## WORK TO COMPLETE
Your answer should be one number: how many lines of the data include the string "JSON"?

## Records from a data source
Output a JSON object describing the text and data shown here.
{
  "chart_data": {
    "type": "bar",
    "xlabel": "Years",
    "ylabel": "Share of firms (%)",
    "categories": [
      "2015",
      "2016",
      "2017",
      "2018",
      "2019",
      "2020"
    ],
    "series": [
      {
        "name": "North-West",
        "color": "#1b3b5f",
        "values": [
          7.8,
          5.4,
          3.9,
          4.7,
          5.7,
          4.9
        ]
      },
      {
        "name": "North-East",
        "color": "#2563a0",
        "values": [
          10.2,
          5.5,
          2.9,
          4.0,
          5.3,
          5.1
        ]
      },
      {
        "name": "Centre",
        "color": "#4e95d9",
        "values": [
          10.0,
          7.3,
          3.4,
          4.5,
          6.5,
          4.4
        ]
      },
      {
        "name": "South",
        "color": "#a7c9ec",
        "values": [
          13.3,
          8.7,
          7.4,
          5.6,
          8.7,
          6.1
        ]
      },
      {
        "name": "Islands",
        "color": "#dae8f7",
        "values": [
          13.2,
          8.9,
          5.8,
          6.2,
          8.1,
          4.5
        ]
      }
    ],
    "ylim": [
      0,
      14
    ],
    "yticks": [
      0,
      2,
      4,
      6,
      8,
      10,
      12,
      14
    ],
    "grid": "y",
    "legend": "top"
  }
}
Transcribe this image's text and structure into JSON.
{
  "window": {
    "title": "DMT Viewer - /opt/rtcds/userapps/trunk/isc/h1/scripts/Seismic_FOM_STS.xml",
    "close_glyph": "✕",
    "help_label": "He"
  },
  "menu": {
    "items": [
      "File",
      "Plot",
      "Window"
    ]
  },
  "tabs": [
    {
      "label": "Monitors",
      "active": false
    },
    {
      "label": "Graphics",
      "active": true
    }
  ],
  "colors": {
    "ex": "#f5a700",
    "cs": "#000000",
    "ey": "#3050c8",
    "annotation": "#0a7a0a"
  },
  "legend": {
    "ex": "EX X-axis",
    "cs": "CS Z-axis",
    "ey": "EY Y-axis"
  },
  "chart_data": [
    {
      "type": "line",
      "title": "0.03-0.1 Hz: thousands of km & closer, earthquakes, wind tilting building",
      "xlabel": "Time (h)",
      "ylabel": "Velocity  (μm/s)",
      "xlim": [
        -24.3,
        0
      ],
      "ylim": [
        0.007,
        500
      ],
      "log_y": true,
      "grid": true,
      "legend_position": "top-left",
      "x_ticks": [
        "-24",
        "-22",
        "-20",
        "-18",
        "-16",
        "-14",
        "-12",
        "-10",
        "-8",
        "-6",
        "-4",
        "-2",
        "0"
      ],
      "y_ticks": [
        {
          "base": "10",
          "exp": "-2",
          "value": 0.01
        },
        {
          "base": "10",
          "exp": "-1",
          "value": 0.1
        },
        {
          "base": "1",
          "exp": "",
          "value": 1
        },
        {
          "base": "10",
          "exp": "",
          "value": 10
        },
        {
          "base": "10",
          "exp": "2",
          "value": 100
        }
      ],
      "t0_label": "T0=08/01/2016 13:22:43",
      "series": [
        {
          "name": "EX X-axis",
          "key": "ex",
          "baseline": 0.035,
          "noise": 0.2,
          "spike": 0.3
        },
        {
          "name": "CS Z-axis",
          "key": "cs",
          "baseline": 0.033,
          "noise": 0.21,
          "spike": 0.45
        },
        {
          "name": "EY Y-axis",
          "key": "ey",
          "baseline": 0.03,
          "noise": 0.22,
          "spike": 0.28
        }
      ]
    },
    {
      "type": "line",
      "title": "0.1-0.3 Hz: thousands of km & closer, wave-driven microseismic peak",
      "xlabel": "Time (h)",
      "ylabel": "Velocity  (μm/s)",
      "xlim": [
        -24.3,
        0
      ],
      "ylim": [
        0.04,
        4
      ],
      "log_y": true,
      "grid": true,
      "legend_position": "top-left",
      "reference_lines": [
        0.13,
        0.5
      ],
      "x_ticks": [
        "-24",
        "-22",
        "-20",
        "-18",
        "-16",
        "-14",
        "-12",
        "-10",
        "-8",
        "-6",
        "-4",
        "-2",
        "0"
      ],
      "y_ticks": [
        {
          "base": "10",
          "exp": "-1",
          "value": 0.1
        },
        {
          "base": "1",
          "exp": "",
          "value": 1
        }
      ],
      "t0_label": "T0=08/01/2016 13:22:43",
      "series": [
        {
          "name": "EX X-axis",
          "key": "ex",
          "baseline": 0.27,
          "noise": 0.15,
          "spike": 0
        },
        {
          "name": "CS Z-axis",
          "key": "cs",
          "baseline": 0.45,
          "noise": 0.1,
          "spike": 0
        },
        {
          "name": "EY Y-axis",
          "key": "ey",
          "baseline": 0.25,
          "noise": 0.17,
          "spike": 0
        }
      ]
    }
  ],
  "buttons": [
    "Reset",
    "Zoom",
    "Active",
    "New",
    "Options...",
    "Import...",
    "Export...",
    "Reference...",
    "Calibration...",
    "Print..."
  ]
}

## FINISHED EXERCISE
2